── Records shown ──

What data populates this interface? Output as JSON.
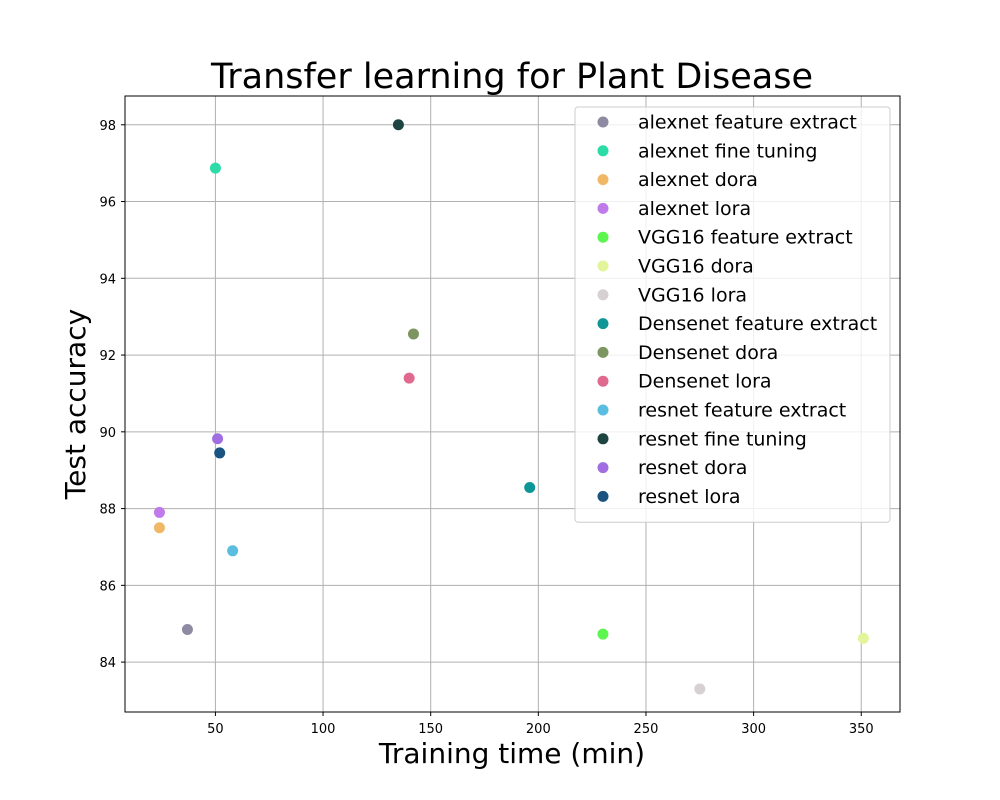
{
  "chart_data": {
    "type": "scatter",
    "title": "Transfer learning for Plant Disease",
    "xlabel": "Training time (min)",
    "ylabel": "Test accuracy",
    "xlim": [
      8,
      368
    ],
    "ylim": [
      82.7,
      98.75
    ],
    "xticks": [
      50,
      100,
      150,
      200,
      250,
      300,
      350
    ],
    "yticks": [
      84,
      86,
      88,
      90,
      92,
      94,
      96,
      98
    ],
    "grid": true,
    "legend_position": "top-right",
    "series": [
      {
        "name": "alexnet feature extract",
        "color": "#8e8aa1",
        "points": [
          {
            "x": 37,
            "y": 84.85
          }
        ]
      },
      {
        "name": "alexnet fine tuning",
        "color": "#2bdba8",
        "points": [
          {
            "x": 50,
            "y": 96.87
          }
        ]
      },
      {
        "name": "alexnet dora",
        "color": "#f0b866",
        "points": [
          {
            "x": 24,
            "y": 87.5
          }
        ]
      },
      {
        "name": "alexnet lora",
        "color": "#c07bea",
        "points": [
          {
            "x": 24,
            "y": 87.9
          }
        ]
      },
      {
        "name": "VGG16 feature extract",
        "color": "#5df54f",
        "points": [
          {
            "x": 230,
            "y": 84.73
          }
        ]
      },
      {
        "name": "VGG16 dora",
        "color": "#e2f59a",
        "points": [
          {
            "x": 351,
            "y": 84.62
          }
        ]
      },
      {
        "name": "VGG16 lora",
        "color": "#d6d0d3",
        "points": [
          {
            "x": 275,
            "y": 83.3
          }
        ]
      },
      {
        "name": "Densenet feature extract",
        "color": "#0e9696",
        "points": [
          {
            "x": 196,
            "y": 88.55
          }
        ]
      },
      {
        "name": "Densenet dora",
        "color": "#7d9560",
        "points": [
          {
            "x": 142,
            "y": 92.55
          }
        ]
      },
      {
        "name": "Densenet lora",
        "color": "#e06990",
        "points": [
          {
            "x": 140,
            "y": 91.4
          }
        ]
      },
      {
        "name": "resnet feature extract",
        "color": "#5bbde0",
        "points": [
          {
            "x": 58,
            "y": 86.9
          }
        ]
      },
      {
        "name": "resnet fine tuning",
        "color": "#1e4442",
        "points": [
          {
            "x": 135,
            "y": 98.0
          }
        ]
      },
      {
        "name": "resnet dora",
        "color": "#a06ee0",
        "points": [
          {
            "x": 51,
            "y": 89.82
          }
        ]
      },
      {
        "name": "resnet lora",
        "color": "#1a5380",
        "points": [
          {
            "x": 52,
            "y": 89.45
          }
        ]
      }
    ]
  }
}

───

Verbatim reproduction of every record is required; images are left out.

What data populates this interface? Output as JSON.
{
  "chart_data": {
    "type": "scatter",
    "title": "Transfer learning for Plant Disease",
    "xlabel": "Training time (min)",
    "ylabel": "Test accuracy",
    "xlim": [
      8,
      368
    ],
    "ylim": [
      82.7,
      98.75
    ],
    "xticks": [
      50,
      100,
      150,
      200,
      250,
      300,
      350
    ],
    "yticks": [
      84,
      86,
      88,
      90,
      92,
      94,
      96,
      98
    ],
    "grid": true,
    "legend_position": "top-right",
    "series": [
      {
        "name": "alexnet feature extract",
        "color": "#8e8aa1",
        "points": [
          {
            "x": 37,
            "y": 84.85
          }
        ]
      },
      {
        "name": "alexnet fine tuning",
        "color": "#2bdba8",
        "points": [
          {
            "x": 50,
            "y": 96.87
          }
        ]
      },
      {
        "name": "alexnet dora",
        "color": "#f0b866",
        "points": [
          {
            "x": 24,
            "y": 87.5
          }
        ]
      },
      {
        "name": "alexnet lora",
        "color": "#c07bea",
        "points": [
          {
            "x": 24,
            "y": 87.9
          }
        ]
      },
      {
        "name": "VGG16 feature extract",
        "color": "#5df54f",
        "points": [
          {
            "x": 230,
            "y": 84.73
          }
        ]
      },
      {
        "name": "VGG16 dora",
        "color": "#e2f59a",
        "points": [
          {
            "x": 351,
            "y": 84.62
          }
        ]
      },
      {
        "name": "VGG16 lora",
        "color": "#d6d0d3",
        "points": [
          {
            "x": 275,
            "y": 83.3
          }
        ]
      },
      {
        "name": "Densenet feature extract",
        "color": "#0e9696",
        "points": [
          {
            "x": 196,
            "y": 88.55
          }
        ]
      },
      {
        "name": "Densenet dora",
        "color": "#7d9560",
        "points": [
          {
            "x": 142,
            "y": 92.55
          }
        ]
      },
      {
        "name": "Densenet lora",
        "color": "#e06990",
        "points": [
          {
            "x": 140,
            "y": 91.4
          }
        ]
      },
      {
        "name": "resnet feature extract",
        "color": "#5bbde0",
        "points": [
          {
            "x": 58,
            "y": 86.9
          }
        ]
      },
      {
        "name": "resnet fine tuning",
        "color": "#1e4442",
        "points": [
          {
            "x": 135,
            "y": 98.0
          }
        ]
      },
      {
        "name": "resnet dora",
        "color": "#a06ee0",
        "points": [
          {
            "x": 51,
            "y": 89.82
          }
        ]
      },
      {
        "name": "resnet lora",
        "color": "#1a5380",
        "points": [
          {
            "x": 52,
            "y": 89.45
          }
        ]
      }
    ]
  }
}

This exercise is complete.